# [DESCRIPTION OF THE TASK]
Please output the entries below from the line that contains "Extract all readable text from this page." through the final line, reproduced exactly and alone.

# [EXTRACTED INFORMATION]
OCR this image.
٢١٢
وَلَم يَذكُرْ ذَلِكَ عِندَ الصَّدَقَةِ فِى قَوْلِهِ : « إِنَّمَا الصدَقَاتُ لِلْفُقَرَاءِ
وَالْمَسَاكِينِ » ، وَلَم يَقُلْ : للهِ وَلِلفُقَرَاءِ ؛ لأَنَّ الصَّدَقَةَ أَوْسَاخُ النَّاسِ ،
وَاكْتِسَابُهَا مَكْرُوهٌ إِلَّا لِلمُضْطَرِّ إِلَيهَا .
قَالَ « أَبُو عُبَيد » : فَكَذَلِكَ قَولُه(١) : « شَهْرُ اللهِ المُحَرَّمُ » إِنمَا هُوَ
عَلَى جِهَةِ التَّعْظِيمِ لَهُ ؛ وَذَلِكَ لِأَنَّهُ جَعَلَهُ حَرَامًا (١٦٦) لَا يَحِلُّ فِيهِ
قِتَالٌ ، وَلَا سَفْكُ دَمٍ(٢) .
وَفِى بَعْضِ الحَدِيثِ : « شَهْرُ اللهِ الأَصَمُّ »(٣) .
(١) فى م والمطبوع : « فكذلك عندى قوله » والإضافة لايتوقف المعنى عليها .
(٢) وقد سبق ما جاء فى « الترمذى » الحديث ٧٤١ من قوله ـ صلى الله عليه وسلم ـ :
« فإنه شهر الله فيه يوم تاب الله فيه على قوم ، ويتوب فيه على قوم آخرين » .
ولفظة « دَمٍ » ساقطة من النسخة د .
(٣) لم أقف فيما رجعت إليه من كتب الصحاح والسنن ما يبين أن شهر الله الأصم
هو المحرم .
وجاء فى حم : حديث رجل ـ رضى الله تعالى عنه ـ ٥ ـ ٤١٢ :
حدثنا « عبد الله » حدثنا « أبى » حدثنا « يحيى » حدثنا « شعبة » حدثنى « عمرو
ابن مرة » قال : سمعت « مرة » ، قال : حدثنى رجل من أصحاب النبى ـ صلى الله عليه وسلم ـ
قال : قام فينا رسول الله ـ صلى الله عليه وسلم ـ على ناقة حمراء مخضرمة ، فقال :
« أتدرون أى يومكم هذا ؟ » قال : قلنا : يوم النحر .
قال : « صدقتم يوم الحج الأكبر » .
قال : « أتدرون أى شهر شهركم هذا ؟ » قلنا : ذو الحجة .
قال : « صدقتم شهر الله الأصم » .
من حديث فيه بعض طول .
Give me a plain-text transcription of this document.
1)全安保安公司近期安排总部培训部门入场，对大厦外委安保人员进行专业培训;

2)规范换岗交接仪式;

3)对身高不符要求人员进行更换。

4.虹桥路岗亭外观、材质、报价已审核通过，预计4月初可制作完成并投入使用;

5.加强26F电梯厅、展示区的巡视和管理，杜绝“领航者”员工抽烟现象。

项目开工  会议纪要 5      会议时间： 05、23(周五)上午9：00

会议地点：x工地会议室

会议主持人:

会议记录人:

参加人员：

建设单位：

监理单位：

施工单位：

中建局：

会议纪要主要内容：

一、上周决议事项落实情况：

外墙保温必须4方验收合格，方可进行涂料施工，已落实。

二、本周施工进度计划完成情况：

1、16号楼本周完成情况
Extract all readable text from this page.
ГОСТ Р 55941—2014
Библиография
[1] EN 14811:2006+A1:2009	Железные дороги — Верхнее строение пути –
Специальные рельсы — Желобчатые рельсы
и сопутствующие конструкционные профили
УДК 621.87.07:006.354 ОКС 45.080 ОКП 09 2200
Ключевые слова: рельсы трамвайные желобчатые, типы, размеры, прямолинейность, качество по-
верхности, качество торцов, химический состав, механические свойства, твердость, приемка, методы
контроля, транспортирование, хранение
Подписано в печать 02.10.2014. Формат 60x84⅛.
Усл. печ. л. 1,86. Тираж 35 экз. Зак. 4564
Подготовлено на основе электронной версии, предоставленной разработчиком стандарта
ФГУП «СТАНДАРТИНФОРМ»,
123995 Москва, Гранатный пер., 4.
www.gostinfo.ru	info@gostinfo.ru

# [COMPLETE OUTPUT]
Extract all readable text from this page.
ГОСТ Р 55941—2014
Библиография
[1] EN 14811:2006+A1:2009	Железные дороги — Верхнее строение пути –
Специальные рельсы — Желобчатые рельсы
и сопутствующие конструкционные профили
УДК 621.87.07:006.354 ОКС 45.080 ОКП 09 2200
Ключевые слова: рельсы трамвайные желобчатые, типы, размеры, прямолинейность, качество по-
верхности, качество торцов, химический состав, механические свойства, твердость, приемка, методы
контроля, транспортирование, хранение
Подписано в печать 02.10.2014. Формат 60x84⅛.
Усл. печ. л. 1,86. Тираж 35 экз. Зак. 4564
Подготовлено на основе электронной версии, предоставленной разработчиком стандарта
ФГУП «СТАНДАРТИНФОРМ»,
123995 Москва, Гранатный пер., 4.
www.gostinfo.ru	info@gostinfo.ru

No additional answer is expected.